* [Input]:
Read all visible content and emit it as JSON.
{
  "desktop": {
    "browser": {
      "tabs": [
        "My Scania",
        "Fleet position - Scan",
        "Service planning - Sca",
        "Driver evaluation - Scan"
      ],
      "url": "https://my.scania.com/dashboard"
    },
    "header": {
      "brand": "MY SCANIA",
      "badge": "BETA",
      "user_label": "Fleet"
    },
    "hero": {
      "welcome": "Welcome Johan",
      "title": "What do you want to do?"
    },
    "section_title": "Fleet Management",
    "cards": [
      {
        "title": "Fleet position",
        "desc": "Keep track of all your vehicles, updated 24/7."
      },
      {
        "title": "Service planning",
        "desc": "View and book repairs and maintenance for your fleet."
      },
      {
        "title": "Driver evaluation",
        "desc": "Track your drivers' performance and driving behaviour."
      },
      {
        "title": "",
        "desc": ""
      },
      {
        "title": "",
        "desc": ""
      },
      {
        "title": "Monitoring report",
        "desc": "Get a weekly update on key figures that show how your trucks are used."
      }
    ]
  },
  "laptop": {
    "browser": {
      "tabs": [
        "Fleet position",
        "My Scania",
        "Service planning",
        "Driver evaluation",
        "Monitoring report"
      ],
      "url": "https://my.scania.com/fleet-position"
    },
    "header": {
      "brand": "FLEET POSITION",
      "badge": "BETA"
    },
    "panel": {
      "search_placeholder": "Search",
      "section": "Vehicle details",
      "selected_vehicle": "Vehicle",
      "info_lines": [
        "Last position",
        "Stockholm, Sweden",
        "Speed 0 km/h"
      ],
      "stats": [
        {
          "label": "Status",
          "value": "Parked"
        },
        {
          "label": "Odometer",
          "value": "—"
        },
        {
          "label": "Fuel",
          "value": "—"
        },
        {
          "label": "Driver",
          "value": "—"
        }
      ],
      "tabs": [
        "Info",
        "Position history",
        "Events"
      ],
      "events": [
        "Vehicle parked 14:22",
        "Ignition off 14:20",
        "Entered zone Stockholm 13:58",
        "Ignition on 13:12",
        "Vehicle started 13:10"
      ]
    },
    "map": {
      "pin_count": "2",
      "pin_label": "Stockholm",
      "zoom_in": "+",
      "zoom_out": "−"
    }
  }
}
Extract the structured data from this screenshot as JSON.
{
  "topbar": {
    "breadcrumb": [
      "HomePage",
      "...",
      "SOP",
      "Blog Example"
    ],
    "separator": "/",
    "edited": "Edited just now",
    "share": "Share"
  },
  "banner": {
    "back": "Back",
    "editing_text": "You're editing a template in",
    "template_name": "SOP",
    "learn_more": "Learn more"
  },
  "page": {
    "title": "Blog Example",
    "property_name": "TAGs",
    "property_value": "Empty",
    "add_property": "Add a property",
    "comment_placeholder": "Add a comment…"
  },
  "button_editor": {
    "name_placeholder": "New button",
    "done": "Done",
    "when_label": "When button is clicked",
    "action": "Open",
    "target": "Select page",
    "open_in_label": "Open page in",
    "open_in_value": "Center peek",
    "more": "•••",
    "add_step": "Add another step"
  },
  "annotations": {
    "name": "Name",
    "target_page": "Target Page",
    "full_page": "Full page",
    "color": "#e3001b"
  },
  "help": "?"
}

---

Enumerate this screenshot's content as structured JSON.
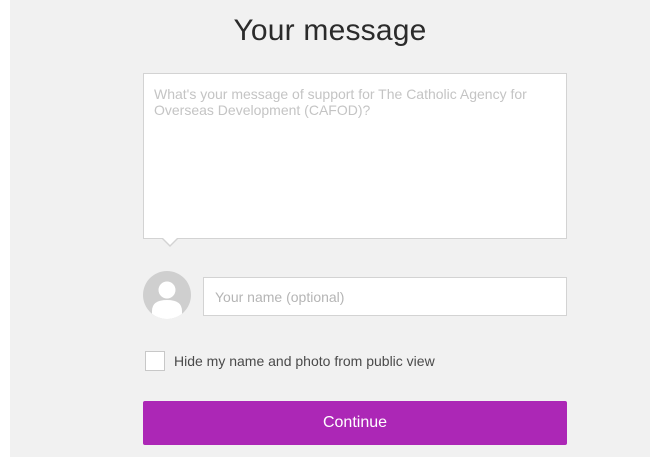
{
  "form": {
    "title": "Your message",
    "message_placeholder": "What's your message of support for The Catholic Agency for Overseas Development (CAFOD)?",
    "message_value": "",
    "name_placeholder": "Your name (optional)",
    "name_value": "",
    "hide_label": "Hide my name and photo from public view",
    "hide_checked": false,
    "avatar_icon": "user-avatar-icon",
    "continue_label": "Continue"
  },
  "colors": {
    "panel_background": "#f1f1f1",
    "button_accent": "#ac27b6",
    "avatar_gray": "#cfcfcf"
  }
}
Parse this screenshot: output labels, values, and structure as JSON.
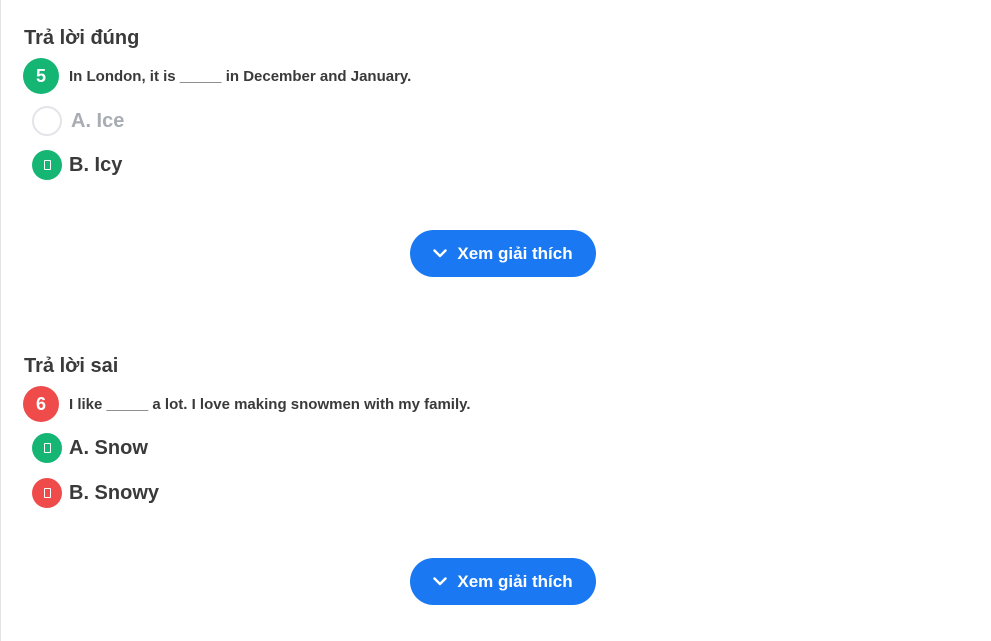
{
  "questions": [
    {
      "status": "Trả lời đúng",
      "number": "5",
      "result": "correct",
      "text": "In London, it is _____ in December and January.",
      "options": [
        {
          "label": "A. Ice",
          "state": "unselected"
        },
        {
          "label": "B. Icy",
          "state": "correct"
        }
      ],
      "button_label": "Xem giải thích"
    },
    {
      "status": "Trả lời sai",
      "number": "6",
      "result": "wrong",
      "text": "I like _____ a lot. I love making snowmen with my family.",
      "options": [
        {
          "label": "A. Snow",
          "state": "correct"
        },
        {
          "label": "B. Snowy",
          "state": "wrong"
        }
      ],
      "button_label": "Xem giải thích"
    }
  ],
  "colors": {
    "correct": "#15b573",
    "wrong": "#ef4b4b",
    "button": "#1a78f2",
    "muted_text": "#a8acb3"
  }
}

==

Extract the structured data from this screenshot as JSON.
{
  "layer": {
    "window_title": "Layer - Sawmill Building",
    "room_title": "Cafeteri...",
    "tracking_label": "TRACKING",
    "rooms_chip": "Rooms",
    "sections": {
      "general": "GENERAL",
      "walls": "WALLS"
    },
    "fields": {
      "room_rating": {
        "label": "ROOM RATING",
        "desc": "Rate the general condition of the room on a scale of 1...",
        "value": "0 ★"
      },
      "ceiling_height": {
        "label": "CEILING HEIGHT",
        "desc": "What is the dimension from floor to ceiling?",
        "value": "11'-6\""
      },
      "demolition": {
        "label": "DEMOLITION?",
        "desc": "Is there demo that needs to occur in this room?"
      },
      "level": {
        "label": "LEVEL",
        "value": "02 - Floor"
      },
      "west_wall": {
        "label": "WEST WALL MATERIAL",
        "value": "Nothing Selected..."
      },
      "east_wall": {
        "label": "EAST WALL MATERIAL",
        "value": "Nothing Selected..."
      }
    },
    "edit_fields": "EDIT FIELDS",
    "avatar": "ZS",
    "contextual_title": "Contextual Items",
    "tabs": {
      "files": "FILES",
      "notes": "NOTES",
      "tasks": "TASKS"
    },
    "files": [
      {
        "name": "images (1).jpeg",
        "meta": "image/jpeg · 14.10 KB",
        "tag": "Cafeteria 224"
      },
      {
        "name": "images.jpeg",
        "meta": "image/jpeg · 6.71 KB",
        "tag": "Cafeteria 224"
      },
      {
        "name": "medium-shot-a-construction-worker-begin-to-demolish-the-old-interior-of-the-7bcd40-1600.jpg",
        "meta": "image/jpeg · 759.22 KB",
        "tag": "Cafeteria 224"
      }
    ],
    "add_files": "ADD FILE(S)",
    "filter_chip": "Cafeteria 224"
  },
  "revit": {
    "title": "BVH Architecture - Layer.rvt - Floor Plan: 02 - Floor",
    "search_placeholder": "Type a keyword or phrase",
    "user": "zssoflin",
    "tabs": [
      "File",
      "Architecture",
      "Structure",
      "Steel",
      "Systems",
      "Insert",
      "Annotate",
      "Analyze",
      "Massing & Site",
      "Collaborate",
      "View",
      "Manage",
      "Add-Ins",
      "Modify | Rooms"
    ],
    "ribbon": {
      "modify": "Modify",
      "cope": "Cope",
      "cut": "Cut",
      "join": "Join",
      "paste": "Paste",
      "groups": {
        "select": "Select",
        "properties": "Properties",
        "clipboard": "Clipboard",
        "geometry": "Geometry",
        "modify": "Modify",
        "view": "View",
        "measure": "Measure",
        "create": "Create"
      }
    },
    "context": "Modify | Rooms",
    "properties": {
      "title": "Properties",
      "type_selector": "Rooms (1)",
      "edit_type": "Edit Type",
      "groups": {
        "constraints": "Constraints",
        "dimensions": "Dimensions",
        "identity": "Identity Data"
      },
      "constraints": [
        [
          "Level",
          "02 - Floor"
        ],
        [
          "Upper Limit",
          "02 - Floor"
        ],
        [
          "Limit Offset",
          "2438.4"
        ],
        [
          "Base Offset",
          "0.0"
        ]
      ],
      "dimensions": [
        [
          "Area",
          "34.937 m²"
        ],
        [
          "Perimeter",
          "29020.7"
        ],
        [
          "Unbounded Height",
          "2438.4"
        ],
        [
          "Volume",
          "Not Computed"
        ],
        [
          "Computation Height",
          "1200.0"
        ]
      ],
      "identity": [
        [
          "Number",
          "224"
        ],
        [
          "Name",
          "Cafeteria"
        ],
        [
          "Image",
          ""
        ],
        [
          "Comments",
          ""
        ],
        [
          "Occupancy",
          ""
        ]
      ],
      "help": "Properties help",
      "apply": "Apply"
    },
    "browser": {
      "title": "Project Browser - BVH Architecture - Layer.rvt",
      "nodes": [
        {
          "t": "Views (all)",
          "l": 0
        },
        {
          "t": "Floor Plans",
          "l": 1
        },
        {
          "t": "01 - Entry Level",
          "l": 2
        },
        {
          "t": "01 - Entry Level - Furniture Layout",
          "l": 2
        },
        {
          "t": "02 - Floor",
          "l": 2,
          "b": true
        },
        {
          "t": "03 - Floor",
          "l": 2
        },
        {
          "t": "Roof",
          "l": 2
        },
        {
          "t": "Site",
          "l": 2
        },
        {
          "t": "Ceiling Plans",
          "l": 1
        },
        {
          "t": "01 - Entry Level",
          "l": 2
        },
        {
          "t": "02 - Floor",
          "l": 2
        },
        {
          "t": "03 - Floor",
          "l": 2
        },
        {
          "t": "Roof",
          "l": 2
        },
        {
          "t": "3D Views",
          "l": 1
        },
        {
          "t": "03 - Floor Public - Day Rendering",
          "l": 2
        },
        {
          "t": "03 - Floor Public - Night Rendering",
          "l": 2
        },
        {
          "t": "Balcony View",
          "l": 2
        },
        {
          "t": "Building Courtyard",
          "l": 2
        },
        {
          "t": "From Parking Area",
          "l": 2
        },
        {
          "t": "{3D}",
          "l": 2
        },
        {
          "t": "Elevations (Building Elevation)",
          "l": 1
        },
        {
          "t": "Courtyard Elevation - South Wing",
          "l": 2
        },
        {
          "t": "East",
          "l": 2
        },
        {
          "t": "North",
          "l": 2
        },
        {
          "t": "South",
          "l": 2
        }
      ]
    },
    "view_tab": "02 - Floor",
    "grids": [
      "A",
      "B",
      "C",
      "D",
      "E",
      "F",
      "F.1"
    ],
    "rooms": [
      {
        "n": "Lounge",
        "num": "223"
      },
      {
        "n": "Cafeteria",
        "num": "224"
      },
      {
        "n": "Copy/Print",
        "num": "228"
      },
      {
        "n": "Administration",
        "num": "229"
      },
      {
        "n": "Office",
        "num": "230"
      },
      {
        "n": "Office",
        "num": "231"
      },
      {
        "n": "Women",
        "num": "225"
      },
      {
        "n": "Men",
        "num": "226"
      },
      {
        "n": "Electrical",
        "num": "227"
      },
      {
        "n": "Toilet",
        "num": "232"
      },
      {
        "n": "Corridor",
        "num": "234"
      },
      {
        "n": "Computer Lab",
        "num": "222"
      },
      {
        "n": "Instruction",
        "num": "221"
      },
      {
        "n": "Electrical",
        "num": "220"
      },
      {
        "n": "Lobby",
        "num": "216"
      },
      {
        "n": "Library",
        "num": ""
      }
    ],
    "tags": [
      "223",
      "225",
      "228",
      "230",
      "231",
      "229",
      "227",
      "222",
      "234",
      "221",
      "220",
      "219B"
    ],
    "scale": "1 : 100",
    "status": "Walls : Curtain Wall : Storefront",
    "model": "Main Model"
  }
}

* [Exercise details]: Identify and copy the lines holding the word "report".

* [Result of this task]:
        "title": "Monitoring report",
        "Monitoring report"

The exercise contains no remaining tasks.